Data supplied:
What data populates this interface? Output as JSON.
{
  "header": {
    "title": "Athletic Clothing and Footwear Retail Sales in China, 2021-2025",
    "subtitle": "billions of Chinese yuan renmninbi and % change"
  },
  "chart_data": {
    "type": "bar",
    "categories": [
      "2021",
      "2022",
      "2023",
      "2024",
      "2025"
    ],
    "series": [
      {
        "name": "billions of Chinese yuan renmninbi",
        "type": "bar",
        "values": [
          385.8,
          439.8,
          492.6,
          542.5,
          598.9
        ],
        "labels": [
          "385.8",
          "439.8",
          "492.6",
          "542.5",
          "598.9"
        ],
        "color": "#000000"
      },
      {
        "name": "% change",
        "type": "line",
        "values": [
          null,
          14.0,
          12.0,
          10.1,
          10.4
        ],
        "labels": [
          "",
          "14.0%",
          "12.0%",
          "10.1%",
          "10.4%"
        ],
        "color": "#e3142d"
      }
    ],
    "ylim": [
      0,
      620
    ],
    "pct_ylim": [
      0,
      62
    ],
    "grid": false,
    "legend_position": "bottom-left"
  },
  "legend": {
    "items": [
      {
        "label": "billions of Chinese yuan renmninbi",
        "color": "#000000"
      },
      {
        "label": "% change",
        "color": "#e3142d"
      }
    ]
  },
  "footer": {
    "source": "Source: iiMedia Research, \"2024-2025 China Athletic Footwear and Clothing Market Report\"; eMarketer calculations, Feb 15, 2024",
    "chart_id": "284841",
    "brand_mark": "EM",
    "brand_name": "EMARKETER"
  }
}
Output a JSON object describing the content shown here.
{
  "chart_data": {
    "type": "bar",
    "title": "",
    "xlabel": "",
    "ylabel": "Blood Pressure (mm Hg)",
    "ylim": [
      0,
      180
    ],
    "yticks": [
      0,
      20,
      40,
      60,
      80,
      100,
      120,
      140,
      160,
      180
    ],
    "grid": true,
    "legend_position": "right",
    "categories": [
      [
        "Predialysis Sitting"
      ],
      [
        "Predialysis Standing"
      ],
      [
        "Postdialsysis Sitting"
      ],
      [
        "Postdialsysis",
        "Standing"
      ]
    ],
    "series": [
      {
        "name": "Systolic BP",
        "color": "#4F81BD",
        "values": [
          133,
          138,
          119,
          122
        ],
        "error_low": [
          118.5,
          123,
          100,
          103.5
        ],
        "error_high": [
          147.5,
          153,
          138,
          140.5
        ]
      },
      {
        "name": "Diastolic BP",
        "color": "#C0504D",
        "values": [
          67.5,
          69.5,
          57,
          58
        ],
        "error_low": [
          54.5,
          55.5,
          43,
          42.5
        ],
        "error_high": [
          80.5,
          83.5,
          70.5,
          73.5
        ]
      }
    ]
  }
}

Aim of the exercise: Retype the records that precede this task, keeping them exactly the same.

Response for this exercise:
What data populates this interface? Output as JSON.
{
  "header": {
    "title": "Athletic Clothing and Footwear Retail Sales in China, 2021-2025",
    "subtitle": "billions of Chinese yuan renmninbi and % change"
  },
  "chart_data": {
    "type": "bar",
    "categories": [
      "2021",
      "2022",
      "2023",
      "2024",
      "2025"
    ],
    "series": [
      {
        "name": "billions of Chinese yuan renmninbi",
        "type": "bar",
        "values": [
          385.8,
          439.8,
          492.6,
          542.5,
          598.9
        ],
        "labels": [
          "385.8",
          "439.8",
          "492.6",
          "542.5",
          "598.9"
        ],
        "color": "#000000"
      },
      {
        "name": "% change",
        "type": "line",
        "values": [
          null,
          14.0,
          12.0,
          10.1,
          10.4
        ],
        "labels": [
          "",
          "14.0%",
          "12.0%",
          "10.1%",
          "10.4%"
        ],
        "color": "#e3142d"
      }
    ],
    "ylim": [
      0,
      620
    ],
    "pct_ylim": [
      0,
      62
    ],
    "grid": false,
    "legend_position": "bottom-left"
  },
  "legend": {
    "items": [
      {
        "label": "billions of Chinese yuan renmninbi",
        "color": "#000000"
      },
      {
        "label": "% change",
        "color": "#e3142d"
      }
    ]
  },
  "footer": {
    "source": "Source: iiMedia Research, \"2024-2025 China Athletic Footwear and Clothing Market Report\"; eMarketer calculations, Feb 15, 2024",
    "chart_id": "284841",
    "brand_mark": "EM",
    "brand_name": "EMARKETER"
  }
}
Output a JSON object describing the content shown here.
{
  "chart_data": {
    "type": "bar",
    "title": "",
    "xlabel": "",
    "ylabel": "Blood Pressure (mm Hg)",
    "ylim": [
      0,
      180
    ],
    "yticks": [
      0,
      20,
      40,
      60,
      80,
      100,
      120,
      140,
      160,
      180
    ],
    "grid": true,
    "legend_position": "right",
    "categories": [
      [
        "Predialysis Sitting"
      ],
      [
        "Predialysis Standing"
      ],
      [
        "Postdialsysis Sitting"
      ],
      [
        "Postdialsysis",
        "Standing"
      ]
    ],
    "series": [
      {
        "name": "Systolic BP",
        "color": "#4F81BD",
        "values": [
          133,
          138,
          119,
          122
        ],
        "error_low": [
          118.5,
          123,
          100,
          103.5
        ],
        "error_high": [
          147.5,
          153,
          138,
          140.5
        ]
      },
      {
        "name": "Diastolic BP",
        "color": "#C0504D",
        "values": [
          67.5,
          69.5,
          57,
          58
        ],
        "error_low": [
          54.5,
          55.5,
          43,
          42.5
        ],
        "error_high": [
          80.5,
          83.5,
          70.5,
          73.5
        ]
      }
    ]
  }
}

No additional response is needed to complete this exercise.